# Given records
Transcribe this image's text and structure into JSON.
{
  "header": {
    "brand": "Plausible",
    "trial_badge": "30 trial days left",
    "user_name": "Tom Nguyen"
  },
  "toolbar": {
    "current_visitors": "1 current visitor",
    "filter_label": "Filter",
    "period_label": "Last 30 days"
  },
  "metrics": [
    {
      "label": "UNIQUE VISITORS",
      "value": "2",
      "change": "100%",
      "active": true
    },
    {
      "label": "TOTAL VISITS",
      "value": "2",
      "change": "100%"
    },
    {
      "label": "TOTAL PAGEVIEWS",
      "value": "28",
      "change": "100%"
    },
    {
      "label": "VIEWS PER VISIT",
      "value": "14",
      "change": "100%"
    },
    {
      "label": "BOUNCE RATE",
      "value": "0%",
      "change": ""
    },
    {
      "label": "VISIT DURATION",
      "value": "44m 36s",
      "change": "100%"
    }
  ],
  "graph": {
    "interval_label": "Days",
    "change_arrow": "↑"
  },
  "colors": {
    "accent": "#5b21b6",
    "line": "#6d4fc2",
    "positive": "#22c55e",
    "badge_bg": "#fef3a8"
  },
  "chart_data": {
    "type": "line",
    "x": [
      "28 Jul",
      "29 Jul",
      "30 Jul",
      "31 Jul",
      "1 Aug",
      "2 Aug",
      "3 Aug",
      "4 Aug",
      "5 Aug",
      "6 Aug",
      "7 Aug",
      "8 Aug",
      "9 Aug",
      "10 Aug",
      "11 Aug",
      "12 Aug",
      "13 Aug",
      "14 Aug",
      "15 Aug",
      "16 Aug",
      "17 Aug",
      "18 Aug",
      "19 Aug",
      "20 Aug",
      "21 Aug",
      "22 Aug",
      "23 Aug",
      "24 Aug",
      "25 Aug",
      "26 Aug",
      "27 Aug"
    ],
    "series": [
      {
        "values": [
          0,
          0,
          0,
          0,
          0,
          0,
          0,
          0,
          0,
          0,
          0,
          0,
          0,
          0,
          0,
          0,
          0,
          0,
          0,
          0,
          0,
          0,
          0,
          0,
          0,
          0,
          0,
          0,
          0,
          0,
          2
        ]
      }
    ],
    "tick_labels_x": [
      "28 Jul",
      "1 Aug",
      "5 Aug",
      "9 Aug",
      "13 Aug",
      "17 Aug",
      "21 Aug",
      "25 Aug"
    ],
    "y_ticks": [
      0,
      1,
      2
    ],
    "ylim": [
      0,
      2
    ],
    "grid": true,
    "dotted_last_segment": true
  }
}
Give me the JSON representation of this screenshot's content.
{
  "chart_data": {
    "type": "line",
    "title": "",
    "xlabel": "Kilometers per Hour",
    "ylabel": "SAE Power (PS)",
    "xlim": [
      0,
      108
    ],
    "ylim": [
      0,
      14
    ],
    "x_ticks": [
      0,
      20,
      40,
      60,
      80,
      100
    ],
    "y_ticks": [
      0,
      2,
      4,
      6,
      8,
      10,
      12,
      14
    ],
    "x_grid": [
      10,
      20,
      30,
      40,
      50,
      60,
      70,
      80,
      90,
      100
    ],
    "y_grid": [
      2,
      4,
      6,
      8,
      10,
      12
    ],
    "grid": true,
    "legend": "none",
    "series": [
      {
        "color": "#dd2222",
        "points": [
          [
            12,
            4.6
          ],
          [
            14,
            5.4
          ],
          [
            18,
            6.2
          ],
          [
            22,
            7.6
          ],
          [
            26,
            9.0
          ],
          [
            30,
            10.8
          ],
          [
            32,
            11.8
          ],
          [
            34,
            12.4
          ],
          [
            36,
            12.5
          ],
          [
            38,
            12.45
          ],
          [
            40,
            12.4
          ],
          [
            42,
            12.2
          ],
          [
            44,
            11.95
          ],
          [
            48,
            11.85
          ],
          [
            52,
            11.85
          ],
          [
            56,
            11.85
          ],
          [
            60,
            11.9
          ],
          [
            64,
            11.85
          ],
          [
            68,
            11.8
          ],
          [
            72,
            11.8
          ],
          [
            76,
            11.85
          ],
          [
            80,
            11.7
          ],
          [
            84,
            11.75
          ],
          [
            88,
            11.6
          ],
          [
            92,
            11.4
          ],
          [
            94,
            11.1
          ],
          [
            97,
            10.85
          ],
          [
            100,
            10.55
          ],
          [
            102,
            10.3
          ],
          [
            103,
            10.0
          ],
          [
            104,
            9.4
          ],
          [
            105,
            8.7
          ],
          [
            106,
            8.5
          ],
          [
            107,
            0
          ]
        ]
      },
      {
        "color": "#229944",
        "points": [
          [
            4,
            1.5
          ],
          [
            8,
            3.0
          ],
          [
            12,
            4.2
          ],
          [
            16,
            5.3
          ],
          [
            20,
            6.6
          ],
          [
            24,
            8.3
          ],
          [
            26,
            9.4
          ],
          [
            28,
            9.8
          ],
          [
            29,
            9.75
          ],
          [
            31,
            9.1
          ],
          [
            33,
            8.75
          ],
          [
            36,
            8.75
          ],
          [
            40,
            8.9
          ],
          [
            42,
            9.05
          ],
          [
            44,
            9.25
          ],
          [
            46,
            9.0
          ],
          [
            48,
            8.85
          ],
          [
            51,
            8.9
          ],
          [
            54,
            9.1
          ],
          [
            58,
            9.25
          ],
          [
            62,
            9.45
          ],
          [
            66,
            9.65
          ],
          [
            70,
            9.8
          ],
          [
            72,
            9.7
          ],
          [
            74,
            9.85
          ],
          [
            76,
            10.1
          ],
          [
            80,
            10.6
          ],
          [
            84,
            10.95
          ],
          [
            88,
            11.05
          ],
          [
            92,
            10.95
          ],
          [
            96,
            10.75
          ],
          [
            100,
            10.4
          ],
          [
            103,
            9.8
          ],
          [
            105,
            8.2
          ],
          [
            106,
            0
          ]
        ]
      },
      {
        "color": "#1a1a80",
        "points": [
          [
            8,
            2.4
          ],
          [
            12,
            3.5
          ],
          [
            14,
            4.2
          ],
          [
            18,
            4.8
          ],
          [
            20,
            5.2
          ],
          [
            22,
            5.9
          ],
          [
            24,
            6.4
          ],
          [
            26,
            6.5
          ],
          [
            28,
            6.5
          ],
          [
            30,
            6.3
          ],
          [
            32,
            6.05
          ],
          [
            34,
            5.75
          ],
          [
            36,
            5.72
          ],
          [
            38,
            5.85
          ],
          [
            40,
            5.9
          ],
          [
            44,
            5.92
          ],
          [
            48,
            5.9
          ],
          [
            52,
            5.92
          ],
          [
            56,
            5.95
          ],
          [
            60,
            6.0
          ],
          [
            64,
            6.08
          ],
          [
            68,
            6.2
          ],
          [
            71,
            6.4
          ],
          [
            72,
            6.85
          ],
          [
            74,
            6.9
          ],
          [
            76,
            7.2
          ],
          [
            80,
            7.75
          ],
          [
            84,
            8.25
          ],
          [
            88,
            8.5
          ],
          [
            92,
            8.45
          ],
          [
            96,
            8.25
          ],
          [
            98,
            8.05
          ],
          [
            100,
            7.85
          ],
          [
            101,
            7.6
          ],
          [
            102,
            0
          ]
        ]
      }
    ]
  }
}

# Required task
Copy out all the entries shown above, character for character.

# Answer to the problem
Transcribe this image's text and structure into JSON.
{
  "header": {
    "brand": "Plausible",
    "trial_badge": "30 trial days left",
    "user_name": "Tom Nguyen"
  },
  "toolbar": {
    "current_visitors": "1 current visitor",
    "filter_label": "Filter",
    "period_label": "Last 30 days"
  },
  "metrics": [
    {
      "label": "UNIQUE VISITORS",
      "value": "2",
      "change": "100%",
      "active": true
    },
    {
      "label": "TOTAL VISITS",
      "value": "2",
      "change": "100%"
    },
    {
      "label": "TOTAL PAGEVIEWS",
      "value": "28",
      "change": "100%"
    },
    {
      "label": "VIEWS PER VISIT",
      "value": "14",
      "change": "100%"
    },
    {
      "label": "BOUNCE RATE",
      "value": "0%",
      "change": ""
    },
    {
      "label": "VISIT DURATION",
      "value": "44m 36s",
      "change": "100%"
    }
  ],
  "graph": {
    "interval_label": "Days",
    "change_arrow": "↑"
  },
  "colors": {
    "accent": "#5b21b6",
    "line": "#6d4fc2",
    "positive": "#22c55e",
    "badge_bg": "#fef3a8"
  },
  "chart_data": {
    "type": "line",
    "x": [
      "28 Jul",
      "29 Jul",
      "30 Jul",
      "31 Jul",
      "1 Aug",
      "2 Aug",
      "3 Aug",
      "4 Aug",
      "5 Aug",
      "6 Aug",
      "7 Aug",
      "8 Aug",
      "9 Aug",
      "10 Aug",
      "11 Aug",
      "12 Aug",
      "13 Aug",
      "14 Aug",
      "15 Aug",
      "16 Aug",
      "17 Aug",
      "18 Aug",
      "19 Aug",
      "20 Aug",
      "21 Aug",
      "22 Aug",
      "23 Aug",
      "24 Aug",
      "25 Aug",
      "26 Aug",
      "27 Aug"
    ],
    "series": [
      {
        "values": [
          0,
          0,
          0,
          0,
          0,
          0,
          0,
          0,
          0,
          0,
          0,
          0,
          0,
          0,
          0,
          0,
          0,
          0,
          0,
          0,
          0,
          0,
          0,
          0,
          0,
          0,
          0,
          0,
          0,
          0,
          2
        ]
      }
    ],
    "tick_labels_x": [
      "28 Jul",
      "1 Aug",
      "5 Aug",
      "9 Aug",
      "13 Aug",
      "17 Aug",
      "21 Aug",
      "25 Aug"
    ],
    "y_ticks": [
      0,
      1,
      2
    ],
    "ylim": [
      0,
      2
    ],
    "grid": true,
    "dotted_last_segment": true
  }
}
Give me the JSON representation of this screenshot's content.
{
  "chart_data": {
    "type": "line",
    "title": "",
    "xlabel": "Kilometers per Hour",
    "ylabel": "SAE Power (PS)",
    "xlim": [
      0,
      108
    ],
    "ylim": [
      0,
      14
    ],
    "x_ticks": [
      0,
      20,
      40,
      60,
      80,
      100
    ],
    "y_ticks": [
      0,
      2,
      4,
      6,
      8,
      10,
      12,
      14
    ],
    "x_grid": [
      10,
      20,
      30,
      40,
      50,
      60,
      70,
      80,
      90,
      100
    ],
    "y_grid": [
      2,
      4,
      6,
      8,
      10,
      12
    ],
    "grid": true,
    "legend": "none",
    "series": [
      {
        "color": "#dd2222",
        "points": [
          [
            12,
            4.6
          ],
          [
            14,
            5.4
          ],
          [
            18,
            6.2
          ],
          [
            22,
            7.6
          ],
          [
            26,
            9.0
          ],
          [
            30,
            10.8
          ],
          [
            32,
            11.8
          ],
          [
            34,
            12.4
          ],
          [
            36,
            12.5
          ],
          [
            38,
            12.45
          ],
          [
            40,
            12.4
          ],
          [
            42,
            12.2
          ],
          [
            44,
            11.95
          ],
          [
            48,
            11.85
          ],
          [
            52,
            11.85
          ],
          [
            56,
            11.85
          ],
          [
            60,
            11.9
          ],
          [
            64,
            11.85
          ],
          [
            68,
            11.8
          ],
          [
            72,
            11.8
          ],
          [
            76,
            11.85
          ],
          [
            80,
            11.7
          ],
          [
            84,
            11.75
          ],
          [
            88,
            11.6
          ],
          [
            92,
            11.4
          ],
          [
            94,
            11.1
          ],
          [
            97,
            10.85
          ],
          [
            100,
            10.55
          ],
          [
            102,
            10.3
          ],
          [
            103,
            10.0
          ],
          [
            104,
            9.4
          ],
          [
            105,
            8.7
          ],
          [
            106,
            8.5
          ],
          [
            107,
            0
          ]
        ]
      },
      {
        "color": "#229944",
        "points": [
          [
            4,
            1.5
          ],
          [
            8,
            3.0
          ],
          [
            12,
            4.2
          ],
          [
            16,
            5.3
          ],
          [
            20,
            6.6
          ],
          [
            24,
            8.3
          ],
          [
            26,
            9.4
          ],
          [
            28,
            9.8
          ],
          [
            29,
            9.75
          ],
          [
            31,
            9.1
          ],
          [
            33,
            8.75
          ],
          [
            36,
            8.75
          ],
          [
            40,
            8.9
          ],
          [
            42,
            9.05
          ],
          [
            44,
            9.25
          ],
          [
            46,
            9.0
          ],
          [
            48,
            8.85
          ],
          [
            51,
            8.9
          ],
          [
            54,
            9.1
          ],
          [
            58,
            9.25
          ],
          [
            62,
            9.45
          ],
          [
            66,
            9.65
          ],
          [
            70,
            9.8
          ],
          [
            72,
            9.7
          ],
          [
            74,
            9.85
          ],
          [
            76,
            10.1
          ],
          [
            80,
            10.6
          ],
          [
            84,
            10.95
          ],
          [
            88,
            11.05
          ],
          [
            92,
            10.95
          ],
          [
            96,
            10.75
          ],
          [
            100,
            10.4
          ],
          [
            103,
            9.8
          ],
          [
            105,
            8.2
          ],
          [
            106,
            0
          ]
        ]
      },
      {
        "color": "#1a1a80",
        "points": [
          [
            8,
            2.4
          ],
          [
            12,
            3.5
          ],
          [
            14,
            4.2
          ],
          [
            18,
            4.8
          ],
          [
            20,
            5.2
          ],
          [
            22,
            5.9
          ],
          [
            24,
            6.4
          ],
          [
            26,
            6.5
          ],
          [
            28,
            6.5
          ],
          [
            30,
            6.3
          ],
          [
            32,
            6.05
          ],
          [
            34,
            5.75
          ],
          [
            36,
            5.72
          ],
          [
            38,
            5.85
          ],
          [
            40,
            5.9
          ],
          [
            44,
            5.92
          ],
          [
            48,
            5.9
          ],
          [
            52,
            5.92
          ],
          [
            56,
            5.95
          ],
          [
            60,
            6.0
          ],
          [
            64,
            6.08
          ],
          [
            68,
            6.2
          ],
          [
            71,
            6.4
          ],
          [
            72,
            6.85
          ],
          [
            74,
            6.9
          ],
          [
            76,
            7.2
          ],
          [
            80,
            7.75
          ],
          [
            84,
            8.25
          ],
          [
            88,
            8.5
          ],
          [
            92,
            8.45
          ],
          [
            96,
            8.25
          ],
          [
            98,
            8.05
          ],
          [
            100,
            7.85
          ],
          [
            101,
            7.6
          ],
          [
            102,
            0
          ]
        ]
      }
    ]
  }
}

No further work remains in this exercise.